*What needs to be done*
Reproduce the rows verbatim, starting at the first row and ending at the row that contains "legend-no-challenge-subtitle: (Good sanitary".

*Source records*
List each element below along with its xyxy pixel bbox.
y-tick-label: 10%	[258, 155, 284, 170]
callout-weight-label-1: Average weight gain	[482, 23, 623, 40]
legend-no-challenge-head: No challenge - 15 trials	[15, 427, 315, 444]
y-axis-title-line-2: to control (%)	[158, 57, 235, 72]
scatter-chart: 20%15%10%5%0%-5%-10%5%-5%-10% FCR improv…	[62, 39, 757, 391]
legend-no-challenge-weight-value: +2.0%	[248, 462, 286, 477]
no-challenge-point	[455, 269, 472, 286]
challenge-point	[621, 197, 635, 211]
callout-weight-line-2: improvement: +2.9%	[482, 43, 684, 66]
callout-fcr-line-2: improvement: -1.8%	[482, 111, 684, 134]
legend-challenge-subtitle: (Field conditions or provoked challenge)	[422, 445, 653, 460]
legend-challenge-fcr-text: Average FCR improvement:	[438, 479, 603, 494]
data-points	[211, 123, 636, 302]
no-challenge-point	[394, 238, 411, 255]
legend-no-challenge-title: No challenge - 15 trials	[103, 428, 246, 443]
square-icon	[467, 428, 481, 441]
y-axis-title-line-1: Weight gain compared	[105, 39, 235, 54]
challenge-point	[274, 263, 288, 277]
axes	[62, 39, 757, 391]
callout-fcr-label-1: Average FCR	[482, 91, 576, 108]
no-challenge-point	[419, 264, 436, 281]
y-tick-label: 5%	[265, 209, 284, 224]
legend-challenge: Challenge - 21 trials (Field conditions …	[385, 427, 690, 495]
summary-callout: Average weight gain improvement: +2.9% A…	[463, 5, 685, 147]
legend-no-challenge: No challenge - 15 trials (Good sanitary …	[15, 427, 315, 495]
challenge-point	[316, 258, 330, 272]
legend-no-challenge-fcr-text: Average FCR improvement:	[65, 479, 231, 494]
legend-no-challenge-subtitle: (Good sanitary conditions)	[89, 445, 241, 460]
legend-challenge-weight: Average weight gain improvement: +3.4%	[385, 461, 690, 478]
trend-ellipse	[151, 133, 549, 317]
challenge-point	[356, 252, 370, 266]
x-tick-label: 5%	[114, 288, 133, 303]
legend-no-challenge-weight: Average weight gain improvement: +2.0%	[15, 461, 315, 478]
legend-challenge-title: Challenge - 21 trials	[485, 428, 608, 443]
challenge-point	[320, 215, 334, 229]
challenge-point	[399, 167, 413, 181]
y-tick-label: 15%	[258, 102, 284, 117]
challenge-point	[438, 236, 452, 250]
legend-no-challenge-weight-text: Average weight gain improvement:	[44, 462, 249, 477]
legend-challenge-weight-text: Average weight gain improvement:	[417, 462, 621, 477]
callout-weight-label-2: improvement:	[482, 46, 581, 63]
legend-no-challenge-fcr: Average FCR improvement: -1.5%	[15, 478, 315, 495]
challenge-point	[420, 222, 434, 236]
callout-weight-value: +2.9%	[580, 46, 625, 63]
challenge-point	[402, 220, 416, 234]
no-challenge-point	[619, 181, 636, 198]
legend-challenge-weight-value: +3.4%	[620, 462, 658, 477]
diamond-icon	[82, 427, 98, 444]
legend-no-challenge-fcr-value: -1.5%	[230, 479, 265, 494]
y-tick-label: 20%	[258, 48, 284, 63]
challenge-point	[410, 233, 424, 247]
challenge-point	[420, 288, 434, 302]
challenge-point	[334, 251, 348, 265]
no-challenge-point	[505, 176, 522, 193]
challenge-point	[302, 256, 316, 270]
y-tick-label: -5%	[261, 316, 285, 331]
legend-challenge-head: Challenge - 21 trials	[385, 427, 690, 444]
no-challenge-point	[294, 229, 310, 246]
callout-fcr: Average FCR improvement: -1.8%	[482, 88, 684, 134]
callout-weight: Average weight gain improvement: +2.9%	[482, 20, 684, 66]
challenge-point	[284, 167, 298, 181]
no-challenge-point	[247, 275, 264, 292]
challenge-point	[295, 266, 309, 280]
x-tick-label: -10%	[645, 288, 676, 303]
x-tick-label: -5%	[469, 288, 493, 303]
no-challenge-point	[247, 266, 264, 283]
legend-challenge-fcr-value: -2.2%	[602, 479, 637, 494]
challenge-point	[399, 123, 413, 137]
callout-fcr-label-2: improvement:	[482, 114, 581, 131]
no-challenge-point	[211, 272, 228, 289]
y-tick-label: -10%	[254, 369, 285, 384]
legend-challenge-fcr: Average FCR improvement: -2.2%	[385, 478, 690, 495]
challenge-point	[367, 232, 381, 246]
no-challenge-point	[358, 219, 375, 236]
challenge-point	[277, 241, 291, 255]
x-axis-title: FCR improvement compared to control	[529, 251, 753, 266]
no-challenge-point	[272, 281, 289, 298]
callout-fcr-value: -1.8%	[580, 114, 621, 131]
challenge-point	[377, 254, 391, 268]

*Final result*
List each element below along with its xyxy pixel bbox.
y-tick-label: 10%	[258, 155, 284, 170]
callout-weight-label-1: Average weight gain	[482, 23, 623, 40]
legend-no-challenge-head: No challenge - 15 trials	[15, 427, 315, 444]
y-axis-title-line-2: to control (%)	[158, 57, 235, 72]
scatter-chart: 20%15%10%5%0%-5%-10%5%-5%-10% FCR improv…	[62, 39, 757, 391]
legend-no-challenge-weight-value: +2.0%	[248, 462, 286, 477]
no-challenge-point	[455, 269, 472, 286]
challenge-point	[621, 197, 635, 211]
callout-weight-line-2: improvement: +2.9%	[482, 43, 684, 66]
callout-fcr-line-2: improvement: -1.8%	[482, 111, 684, 134]
legend-challenge-subtitle: (Field conditions or provoked challenge)	[422, 445, 653, 460]
legend-challenge-fcr-text: Average FCR improvement:	[438, 479, 603, 494]
data-points	[211, 123, 636, 302]
no-challenge-point	[394, 238, 411, 255]
legend-no-challenge-title: No challenge - 15 trials	[103, 428, 246, 443]
square-icon	[467, 428, 481, 441]
y-axis-title-line-1: Weight gain compared	[105, 39, 235, 54]
challenge-point	[274, 263, 288, 277]
axes	[62, 39, 757, 391]
callout-fcr-label-1: Average FCR	[482, 91, 576, 108]
no-challenge-point	[419, 264, 436, 281]
y-tick-label: 5%	[265, 209, 284, 224]
legend-challenge: Challenge - 21 trials (Field conditions …	[385, 427, 690, 495]
summary-callout: Average weight gain improvement: +2.9% A…	[463, 5, 685, 147]
legend-no-challenge: No challenge - 15 trials (Good sanitary …	[15, 427, 315, 495]
challenge-point	[316, 258, 330, 272]
legend-no-challenge-fcr-text: Average FCR improvement:	[65, 479, 231, 494]
legend-no-challenge-subtitle: (Good sanitary conditions)	[89, 445, 241, 460]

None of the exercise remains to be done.